*** RECORD LIST ***

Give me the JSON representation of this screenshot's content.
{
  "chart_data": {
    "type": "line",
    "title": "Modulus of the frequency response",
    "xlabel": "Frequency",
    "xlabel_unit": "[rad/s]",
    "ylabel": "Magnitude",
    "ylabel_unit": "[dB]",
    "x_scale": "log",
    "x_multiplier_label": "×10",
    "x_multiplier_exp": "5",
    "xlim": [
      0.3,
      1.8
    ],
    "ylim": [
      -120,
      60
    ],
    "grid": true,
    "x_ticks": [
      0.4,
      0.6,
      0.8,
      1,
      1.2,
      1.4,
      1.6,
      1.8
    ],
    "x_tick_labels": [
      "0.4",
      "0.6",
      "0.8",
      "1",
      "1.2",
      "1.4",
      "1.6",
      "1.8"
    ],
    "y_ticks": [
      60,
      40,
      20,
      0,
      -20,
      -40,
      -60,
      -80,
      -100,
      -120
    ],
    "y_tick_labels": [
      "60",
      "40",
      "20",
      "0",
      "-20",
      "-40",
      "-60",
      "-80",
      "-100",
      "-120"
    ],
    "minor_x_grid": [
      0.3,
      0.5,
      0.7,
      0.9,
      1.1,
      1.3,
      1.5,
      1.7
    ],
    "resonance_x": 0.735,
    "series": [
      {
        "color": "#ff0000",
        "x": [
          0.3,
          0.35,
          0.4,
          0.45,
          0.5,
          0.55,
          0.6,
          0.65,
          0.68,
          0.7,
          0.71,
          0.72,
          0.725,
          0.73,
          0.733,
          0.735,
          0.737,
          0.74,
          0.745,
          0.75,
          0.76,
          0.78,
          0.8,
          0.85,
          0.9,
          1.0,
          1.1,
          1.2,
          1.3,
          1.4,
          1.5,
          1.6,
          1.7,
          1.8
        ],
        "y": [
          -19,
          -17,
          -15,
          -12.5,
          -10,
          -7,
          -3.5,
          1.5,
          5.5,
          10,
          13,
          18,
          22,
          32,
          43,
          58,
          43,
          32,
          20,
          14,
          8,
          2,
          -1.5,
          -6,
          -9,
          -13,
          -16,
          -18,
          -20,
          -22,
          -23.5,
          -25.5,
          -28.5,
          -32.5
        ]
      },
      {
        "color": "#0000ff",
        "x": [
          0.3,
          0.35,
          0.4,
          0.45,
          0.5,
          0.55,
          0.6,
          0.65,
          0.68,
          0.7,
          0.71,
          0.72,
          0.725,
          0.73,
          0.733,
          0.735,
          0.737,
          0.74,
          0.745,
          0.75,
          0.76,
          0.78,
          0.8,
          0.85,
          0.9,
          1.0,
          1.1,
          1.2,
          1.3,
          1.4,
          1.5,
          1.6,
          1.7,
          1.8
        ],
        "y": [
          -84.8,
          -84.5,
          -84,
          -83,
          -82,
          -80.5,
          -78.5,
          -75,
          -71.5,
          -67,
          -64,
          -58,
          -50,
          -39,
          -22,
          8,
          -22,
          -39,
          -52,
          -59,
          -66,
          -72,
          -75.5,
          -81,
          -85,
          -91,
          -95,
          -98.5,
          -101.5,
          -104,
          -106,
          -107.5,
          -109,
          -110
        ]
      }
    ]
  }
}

***

- **TASK GOAL**
From the records above, extract every line exactly as it stands.

- **COMPLETE RESPONSE**
Give me the JSON representation of this screenshot's content.
{
  "chart_data": {
    "type": "line",
    "title": "Modulus of the frequency response",
    "xlabel": "Frequency",
    "xlabel_unit": "[rad/s]",
    "ylabel": "Magnitude",
    "ylabel_unit": "[dB]",
    "x_scale": "log",
    "x_multiplier_label": "×10",
    "x_multiplier_exp": "5",
    "xlim": [
      0.3,
      1.8
    ],
    "ylim": [
      -120,
      60
    ],
    "grid": true,
    "x_ticks": [
      0.4,
      0.6,
      0.8,
      1,
      1.2,
      1.4,
      1.6,
      1.8
    ],
    "x_tick_labels": [
      "0.4",
      "0.6",
      "0.8",
      "1",
      "1.2",
      "1.4",
      "1.6",
      "1.8"
    ],
    "y_ticks": [
      60,
      40,
      20,
      0,
      -20,
      -40,
      -60,
      -80,
      -100,
      -120
    ],
    "y_tick_labels": [
      "60",
      "40",
      "20",
      "0",
      "-20",
      "-40",
      "-60",
      "-80",
      "-100",
      "-120"
    ],
    "minor_x_grid": [
      0.3,
      0.5,
      0.7,
      0.9,
      1.1,
      1.3,
      1.5,
      1.7
    ],
    "resonance_x": 0.735,
    "series": [
      {
        "color": "#ff0000",
        "x": [
          0.3,
          0.35,
          0.4,
          0.45,
          0.5,
          0.55,
          0.6,
          0.65,
          0.68,
          0.7,
          0.71,
          0.72,
          0.725,
          0.73,
          0.733,
          0.735,
          0.737,
          0.74,
          0.745,
          0.75,
          0.76,
          0.78,
          0.8,
          0.85,
          0.9,
          1.0,
          1.1,
          1.2,
          1.3,
          1.4,
          1.5,
          1.6,
          1.7,
          1.8
        ],
        "y": [
          -19,
          -17,
          -15,
          -12.5,
          -10,
          -7,
          -3.5,
          1.5,
          5.5,
          10,
          13,
          18,
          22,
          32,
          43,
          58,
          43,
          32,
          20,
          14,
          8,
          2,
          -1.5,
          -6,
          -9,
          -13,
          -16,
          -18,
          -20,
          -22,
          -23.5,
          -25.5,
          -28.5,
          -32.5
        ]
      },
      {
        "color": "#0000ff",
        "x": [
          0.3,
          0.35,
          0.4,
          0.45,
          0.5,
          0.55,
          0.6,
          0.65,
          0.68,
          0.7,
          0.71,
          0.72,
          0.725,
          0.73,
          0.733,
          0.735,
          0.737,
          0.74,
          0.745,
          0.75,
          0.76,
          0.78,
          0.8,
          0.85,
          0.9,
          1.0,
          1.1,
          1.2,
          1.3,
          1.4,
          1.5,
          1.6,
          1.7,
          1.8
        ],
        "y": [
          -84.8,
          -84.5,
          -84,
          -83,
          -82,
          -80.5,
          -78.5,
          -75,
          -71.5,
          -67,
          -64,
          -58,
          -50,
          -39,
          -22,
          8,
          -22,
          -39,
          -52,
          -59,
          -66,
          -72,
          -75.5,
          -81,
          -85,
          -91,
          -95,
          -98.5,
          -101.5,
          -104,
          -106,
          -107.5,
          -109,
          -110
        ]
      }
    ]
  }
}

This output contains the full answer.